• THE TASK
In the part of the listing that opens with the line containing "UI element localization: list" and closes with the line containing "svg-text:CHAMBRE 1: CHAMBRE", swap "CUISINE" for "KITCHEN" and write out those lines again with nothing else changed. Leave the pictures out of your answer.

• DATASET RECORDS
START
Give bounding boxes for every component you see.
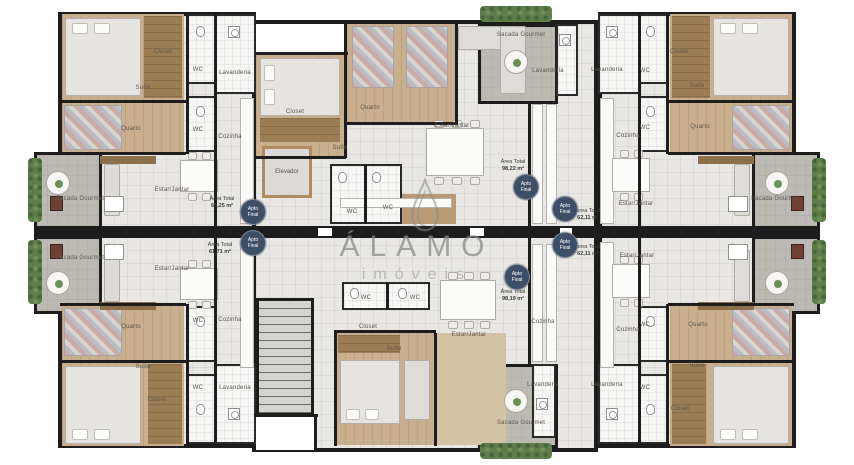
END
START
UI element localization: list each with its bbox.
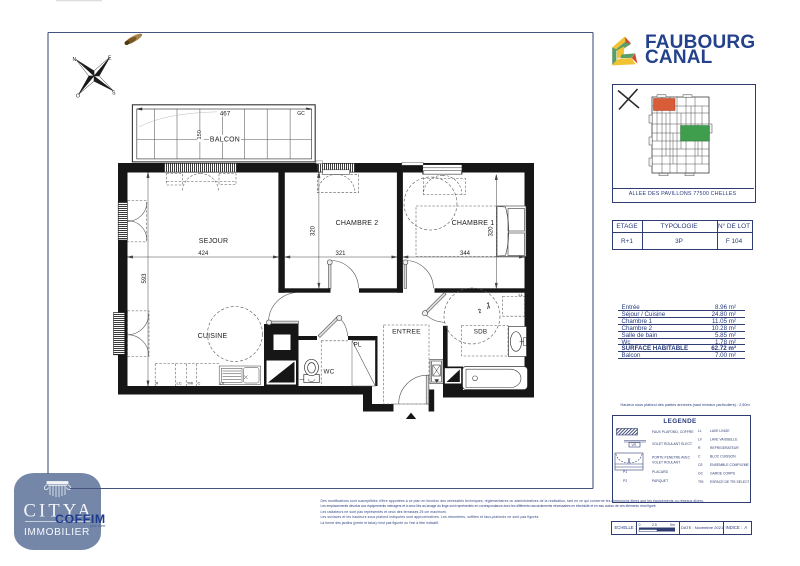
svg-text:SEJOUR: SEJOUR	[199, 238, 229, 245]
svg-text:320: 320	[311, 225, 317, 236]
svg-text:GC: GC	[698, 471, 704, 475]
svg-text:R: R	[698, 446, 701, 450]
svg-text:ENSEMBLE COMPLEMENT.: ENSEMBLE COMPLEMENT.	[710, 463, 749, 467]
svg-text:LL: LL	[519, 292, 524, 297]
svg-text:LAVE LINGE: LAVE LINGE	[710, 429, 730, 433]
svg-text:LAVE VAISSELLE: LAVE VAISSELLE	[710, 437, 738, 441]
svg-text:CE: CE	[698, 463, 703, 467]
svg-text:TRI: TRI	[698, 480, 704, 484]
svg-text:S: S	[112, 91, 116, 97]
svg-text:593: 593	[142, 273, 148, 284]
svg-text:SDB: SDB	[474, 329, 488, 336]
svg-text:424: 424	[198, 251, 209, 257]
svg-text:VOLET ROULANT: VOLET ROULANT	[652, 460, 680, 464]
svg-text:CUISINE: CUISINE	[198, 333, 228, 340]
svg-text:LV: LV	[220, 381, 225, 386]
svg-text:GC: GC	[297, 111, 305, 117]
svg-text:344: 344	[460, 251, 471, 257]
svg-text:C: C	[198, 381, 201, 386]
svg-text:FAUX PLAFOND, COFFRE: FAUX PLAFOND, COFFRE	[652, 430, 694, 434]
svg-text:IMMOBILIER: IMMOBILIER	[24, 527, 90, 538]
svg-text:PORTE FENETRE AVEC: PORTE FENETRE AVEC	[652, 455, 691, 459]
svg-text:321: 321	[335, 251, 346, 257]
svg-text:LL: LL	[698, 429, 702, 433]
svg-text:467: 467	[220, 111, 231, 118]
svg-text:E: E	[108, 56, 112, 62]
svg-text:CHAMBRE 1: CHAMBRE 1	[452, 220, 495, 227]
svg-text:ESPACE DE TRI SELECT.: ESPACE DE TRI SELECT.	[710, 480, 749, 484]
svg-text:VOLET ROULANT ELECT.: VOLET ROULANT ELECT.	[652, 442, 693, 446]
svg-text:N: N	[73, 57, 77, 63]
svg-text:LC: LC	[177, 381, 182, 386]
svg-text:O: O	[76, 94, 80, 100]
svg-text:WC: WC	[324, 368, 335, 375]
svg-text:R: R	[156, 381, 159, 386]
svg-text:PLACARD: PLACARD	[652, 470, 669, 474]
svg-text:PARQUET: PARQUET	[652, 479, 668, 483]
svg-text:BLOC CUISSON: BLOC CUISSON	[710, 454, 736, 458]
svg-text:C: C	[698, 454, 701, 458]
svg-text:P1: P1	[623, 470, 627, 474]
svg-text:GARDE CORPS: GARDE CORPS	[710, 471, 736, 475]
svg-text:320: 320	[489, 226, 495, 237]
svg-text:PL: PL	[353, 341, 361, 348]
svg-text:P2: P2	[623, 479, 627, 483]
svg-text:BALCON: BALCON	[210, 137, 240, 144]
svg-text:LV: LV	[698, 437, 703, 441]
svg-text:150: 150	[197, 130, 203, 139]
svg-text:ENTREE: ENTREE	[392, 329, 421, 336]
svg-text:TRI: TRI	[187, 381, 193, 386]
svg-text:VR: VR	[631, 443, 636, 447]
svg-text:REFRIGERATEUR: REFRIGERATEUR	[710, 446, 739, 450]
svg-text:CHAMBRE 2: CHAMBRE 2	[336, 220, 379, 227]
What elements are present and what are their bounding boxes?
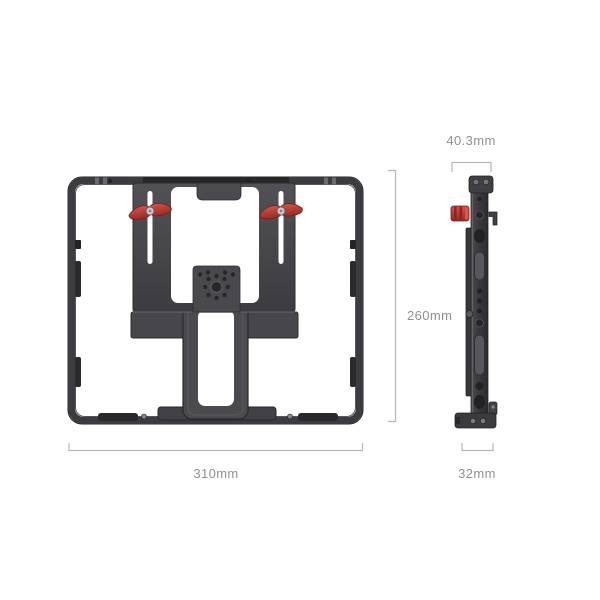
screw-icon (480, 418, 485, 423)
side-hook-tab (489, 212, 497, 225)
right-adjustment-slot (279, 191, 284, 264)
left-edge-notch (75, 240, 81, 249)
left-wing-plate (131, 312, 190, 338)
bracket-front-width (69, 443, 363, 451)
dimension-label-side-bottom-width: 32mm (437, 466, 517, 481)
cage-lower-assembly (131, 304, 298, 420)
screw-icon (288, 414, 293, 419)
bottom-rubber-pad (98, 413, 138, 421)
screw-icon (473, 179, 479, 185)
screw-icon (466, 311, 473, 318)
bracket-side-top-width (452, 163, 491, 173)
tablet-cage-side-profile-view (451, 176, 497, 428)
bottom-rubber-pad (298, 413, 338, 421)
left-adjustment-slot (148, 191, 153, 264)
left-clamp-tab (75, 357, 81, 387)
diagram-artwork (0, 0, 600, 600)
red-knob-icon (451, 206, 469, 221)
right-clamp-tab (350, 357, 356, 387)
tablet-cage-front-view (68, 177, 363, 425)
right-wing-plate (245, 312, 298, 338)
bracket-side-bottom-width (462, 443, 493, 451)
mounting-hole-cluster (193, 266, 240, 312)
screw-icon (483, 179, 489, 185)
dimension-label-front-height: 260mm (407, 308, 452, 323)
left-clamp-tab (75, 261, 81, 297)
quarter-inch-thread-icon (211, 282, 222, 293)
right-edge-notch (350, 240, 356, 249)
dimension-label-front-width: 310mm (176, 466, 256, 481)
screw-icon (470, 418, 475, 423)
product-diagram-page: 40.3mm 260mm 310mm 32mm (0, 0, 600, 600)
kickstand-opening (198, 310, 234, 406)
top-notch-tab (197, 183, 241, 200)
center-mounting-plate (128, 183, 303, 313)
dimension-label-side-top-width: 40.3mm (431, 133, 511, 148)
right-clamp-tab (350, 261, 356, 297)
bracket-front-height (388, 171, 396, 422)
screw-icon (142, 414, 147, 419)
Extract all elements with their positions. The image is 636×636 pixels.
END
• THE RESULT
UI element localization: list each with its bbox.
svg-text:SEJOUR: SEJOUR	[199, 238, 229, 245]
svg-text:320: 320	[311, 225, 317, 236]
svg-text:GC: GC	[698, 471, 704, 475]
svg-text:R: R	[698, 446, 701, 450]
svg-text:ENSEMBLE COMPLEMENT.: ENSEMBLE COMPLEMENT.	[710, 463, 749, 467]
svg-text:LL: LL	[519, 292, 524, 297]
svg-text:LAVE LINGE: LAVE LINGE	[710, 429, 730, 433]
svg-text:LAVE VAISSELLE: LAVE VAISSELLE	[710, 437, 738, 441]
svg-text:CE: CE	[698, 463, 703, 467]
svg-text:TRI: TRI	[698, 480, 704, 484]
svg-text:S: S	[112, 91, 116, 97]
svg-text:593: 593	[142, 273, 148, 284]
svg-text:SDB: SDB	[474, 329, 488, 336]
svg-text:424: 424	[198, 251, 209, 257]
svg-text:VOLET ROULANT: VOLET ROULANT	[652, 460, 680, 464]
svg-text:KITCHEN: KITCHEN	[198, 333, 228, 340]
svg-text:LV: LV	[220, 381, 225, 386]
svg-text:GC: GC	[297, 111, 305, 117]
svg-text:344: 344	[460, 251, 471, 257]
svg-text:C: C	[198, 381, 201, 386]
svg-text:FAUX PLAFOND, COFFRE: FAUX PLAFOND, COFFRE	[652, 430, 694, 434]
svg-text:IMMOBILIER: IMMOBILIER	[24, 527, 90, 538]
svg-text:PORTE FENETRE AVEC: PORTE FENETRE AVEC	[652, 455, 691, 459]
svg-text:321: 321	[335, 251, 346, 257]
svg-text:LL: LL	[698, 429, 702, 433]
svg-text:467: 467	[220, 111, 231, 118]
svg-text:E: E	[108, 56, 112, 62]
svg-text:CHAMBRE 1: CHAMBRE 1	[452, 220, 495, 227]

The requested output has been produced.